[Toybox] [PATCH] Implement mv -n / cp -n (no clobber).

enh enh at google.com
Fri Apr 15 10:16:00 PDT 2016


On Fri, Apr 15, 2016 at 3:51 AM, Andy Chu <andychup at gmail.com> wrote:
>> If MirBSD had a public domain equivalent license I'd just suck the whole
>> thing in _now_ as a starting point for toysh, but alas it's using one of
>> the many, many conflicting "copy this license text verbatim into derived
>
> I dunno, mksh seems good in some ways (I've been reading the code as
> mentioned).  But it's also 31K lines of code... That doesn't seem like
> your style :)

things to avoid/reasons why i'd happily get rid of mksh in Android:

* having lots of builtins that don't behave like the real things.
* not letting me #define to disable those builtins (i think printf
might be an exception, but i'd like to disable everything that doesn't
have to be built-in).
* requiring perl to run the integration tests.
* zero unit tests.
* breaking clang builds to save 200 bytes with manual string sharing
(this is why i'm a release behind right now).
* having a mailing list that rejects mail from gmail (this is why
upstream doesn't know).
* not using git.
* not distinguishing interactive login shells (as far as i can tell)
to allow optimizing the system rc file.

probably other stuff, but those are the ones that spring to mind. the
first and last are the ones that users notice. the rest are things
that affect maintenance.

RECORDS PROVIDED:
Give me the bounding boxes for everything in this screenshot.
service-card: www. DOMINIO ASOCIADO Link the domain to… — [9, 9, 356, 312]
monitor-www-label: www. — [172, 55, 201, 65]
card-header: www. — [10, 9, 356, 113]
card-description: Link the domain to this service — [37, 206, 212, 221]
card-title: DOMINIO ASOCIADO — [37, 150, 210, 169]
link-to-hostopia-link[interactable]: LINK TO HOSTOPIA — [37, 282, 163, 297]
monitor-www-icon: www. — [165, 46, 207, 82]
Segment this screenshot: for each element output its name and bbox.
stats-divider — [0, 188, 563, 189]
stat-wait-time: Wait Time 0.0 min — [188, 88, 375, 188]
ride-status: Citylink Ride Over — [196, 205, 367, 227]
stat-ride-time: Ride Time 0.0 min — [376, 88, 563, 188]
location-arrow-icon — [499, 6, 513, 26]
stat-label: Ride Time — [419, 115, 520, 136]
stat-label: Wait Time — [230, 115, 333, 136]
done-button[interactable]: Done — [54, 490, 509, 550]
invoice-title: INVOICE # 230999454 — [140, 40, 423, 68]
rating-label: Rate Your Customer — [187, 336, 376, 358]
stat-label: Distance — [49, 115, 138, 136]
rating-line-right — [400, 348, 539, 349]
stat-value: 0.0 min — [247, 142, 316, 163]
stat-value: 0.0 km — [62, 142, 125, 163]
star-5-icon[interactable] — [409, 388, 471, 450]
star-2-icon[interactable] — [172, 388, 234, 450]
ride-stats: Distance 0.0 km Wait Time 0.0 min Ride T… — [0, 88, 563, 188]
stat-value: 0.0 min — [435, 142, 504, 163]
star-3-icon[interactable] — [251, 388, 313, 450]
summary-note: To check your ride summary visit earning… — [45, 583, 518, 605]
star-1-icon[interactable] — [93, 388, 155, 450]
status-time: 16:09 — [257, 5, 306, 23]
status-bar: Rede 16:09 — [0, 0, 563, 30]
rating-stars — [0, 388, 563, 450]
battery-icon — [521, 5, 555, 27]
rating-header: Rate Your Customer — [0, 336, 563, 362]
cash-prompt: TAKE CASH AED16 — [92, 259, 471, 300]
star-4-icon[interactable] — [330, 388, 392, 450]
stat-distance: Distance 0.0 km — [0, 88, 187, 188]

EXERCISE REQUIREMENTS:
1. Do the following statements agree with the mailing list post? For each, answer yes or no and quote the deciding words. (a) The writer is a release behind because of a problem with clang builds. (b) Running mksh's integration tests requires Python. (c) According to the writer, users mainly notice the points that affect maintenance.
2. Translate this sentence from the mailing list post into French: "the first and last are the ones that users notice."
3. List every point in the starred list of the mailing list post that the writer gives as a thing to avoid or a reason to drop mksh from Android. Give each point briefly.

THE RESULTS:
1.
(a) Yes: "breaking clang builds to save 200 bytes with manual string sharing (this is why i'm a release behind right now)."
(b) No: "requiring perl to run the integration tests."
(c) No: "the first and last are the ones that users notice. the rest are things that affect maintenance."

2. Le premier et le dernier sont ceux que les utilisateurs remarquent.

3.
1. Having many builtins that do not behave like the real things.
2. Not allowing a #define to disable those builtins.
3. Requiring perl to run the integration tests.
4. Having zero unit tests.
5. Breaking clang builds to save 200 bytes with manual string sharing.
6. Having a mailing list that rejects mail from gmail.
7. Not using git.
8. Not distinguishing interactive login shells, which would allow optimizing the system rc file.